## START

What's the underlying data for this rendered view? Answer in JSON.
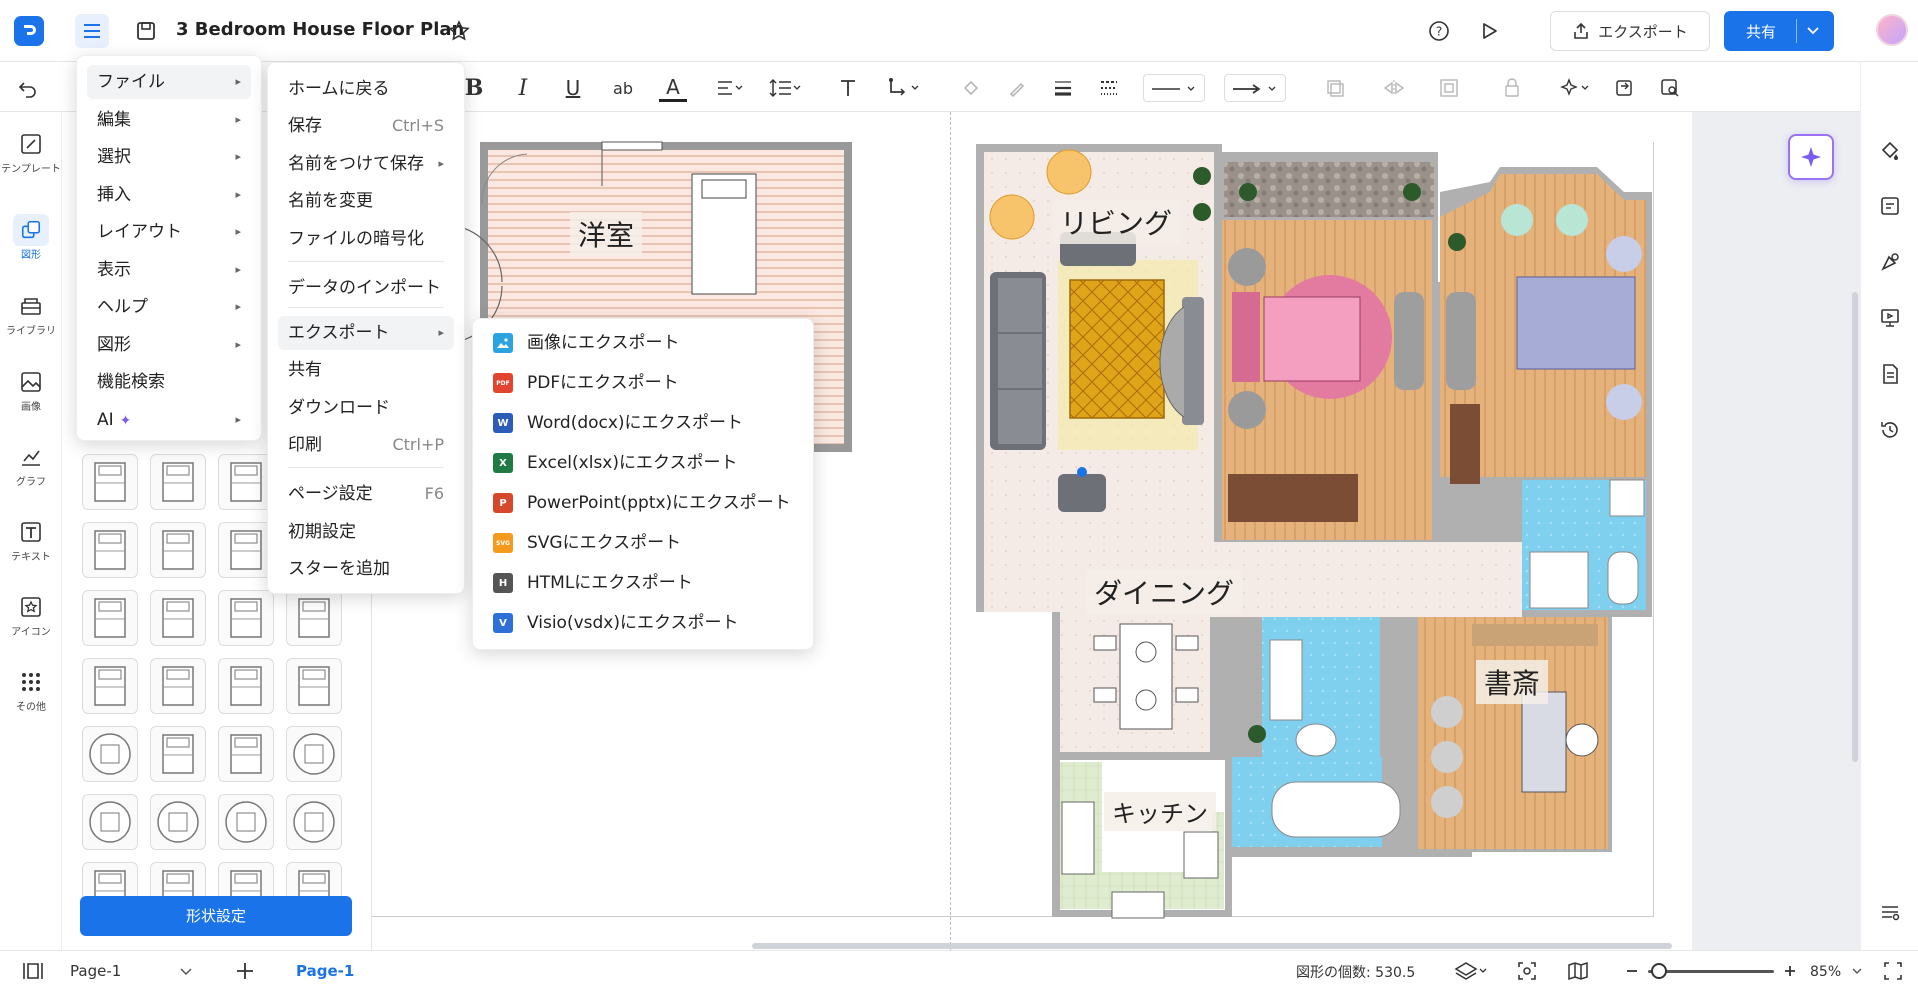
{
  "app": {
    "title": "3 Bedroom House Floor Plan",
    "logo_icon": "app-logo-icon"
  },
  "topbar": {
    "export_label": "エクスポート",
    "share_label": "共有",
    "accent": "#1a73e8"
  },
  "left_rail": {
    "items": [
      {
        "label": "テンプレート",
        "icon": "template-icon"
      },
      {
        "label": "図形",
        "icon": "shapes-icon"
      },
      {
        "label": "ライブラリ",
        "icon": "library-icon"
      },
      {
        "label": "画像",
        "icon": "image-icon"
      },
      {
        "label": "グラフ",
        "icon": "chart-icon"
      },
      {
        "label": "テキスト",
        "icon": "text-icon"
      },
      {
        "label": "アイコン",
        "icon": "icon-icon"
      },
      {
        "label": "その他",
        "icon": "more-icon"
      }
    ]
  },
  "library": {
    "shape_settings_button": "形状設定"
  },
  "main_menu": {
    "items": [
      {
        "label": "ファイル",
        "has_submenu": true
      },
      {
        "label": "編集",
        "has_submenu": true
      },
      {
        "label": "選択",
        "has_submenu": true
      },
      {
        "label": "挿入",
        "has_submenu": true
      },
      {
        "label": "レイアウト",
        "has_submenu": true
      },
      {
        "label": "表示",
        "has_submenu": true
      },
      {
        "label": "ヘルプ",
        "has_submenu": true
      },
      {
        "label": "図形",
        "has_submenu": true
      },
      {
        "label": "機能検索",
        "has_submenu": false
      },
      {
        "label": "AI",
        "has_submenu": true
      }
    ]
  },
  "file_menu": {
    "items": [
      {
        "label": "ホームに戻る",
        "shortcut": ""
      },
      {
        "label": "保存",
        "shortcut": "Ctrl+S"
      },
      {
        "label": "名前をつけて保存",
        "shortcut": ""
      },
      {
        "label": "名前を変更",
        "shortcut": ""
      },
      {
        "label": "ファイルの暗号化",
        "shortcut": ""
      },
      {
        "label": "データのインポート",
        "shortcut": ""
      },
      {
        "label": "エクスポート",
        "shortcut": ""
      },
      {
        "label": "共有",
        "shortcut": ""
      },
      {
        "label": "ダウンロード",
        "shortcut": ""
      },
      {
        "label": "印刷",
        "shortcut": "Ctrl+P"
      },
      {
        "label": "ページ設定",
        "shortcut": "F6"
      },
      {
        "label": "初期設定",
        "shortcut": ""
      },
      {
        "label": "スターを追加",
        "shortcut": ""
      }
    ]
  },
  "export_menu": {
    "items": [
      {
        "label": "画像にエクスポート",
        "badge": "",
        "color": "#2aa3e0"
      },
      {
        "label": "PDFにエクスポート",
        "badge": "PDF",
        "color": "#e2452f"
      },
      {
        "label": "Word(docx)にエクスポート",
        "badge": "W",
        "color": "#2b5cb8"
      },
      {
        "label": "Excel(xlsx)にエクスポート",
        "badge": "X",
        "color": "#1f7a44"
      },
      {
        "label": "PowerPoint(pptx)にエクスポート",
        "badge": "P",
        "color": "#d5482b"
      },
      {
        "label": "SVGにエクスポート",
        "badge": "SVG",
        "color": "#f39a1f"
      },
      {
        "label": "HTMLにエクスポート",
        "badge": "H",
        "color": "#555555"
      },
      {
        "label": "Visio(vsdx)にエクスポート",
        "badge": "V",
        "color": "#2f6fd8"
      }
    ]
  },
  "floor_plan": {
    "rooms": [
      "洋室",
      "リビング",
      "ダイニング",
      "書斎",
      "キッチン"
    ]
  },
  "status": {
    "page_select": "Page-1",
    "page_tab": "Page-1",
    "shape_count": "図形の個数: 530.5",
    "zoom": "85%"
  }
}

## END

> Problem requirements
Pick out the lines that contain "color" and copy them.

> Completed task
        "color": "#2aa3e0"
        "color": "#e2452f"
        "color": "#2b5cb8"
        "color": "#1f7a44"
        "color": "#d5482b"
        "color": "#f39a1f"
        "color": "#555555"
        "color": "#2f6fd8"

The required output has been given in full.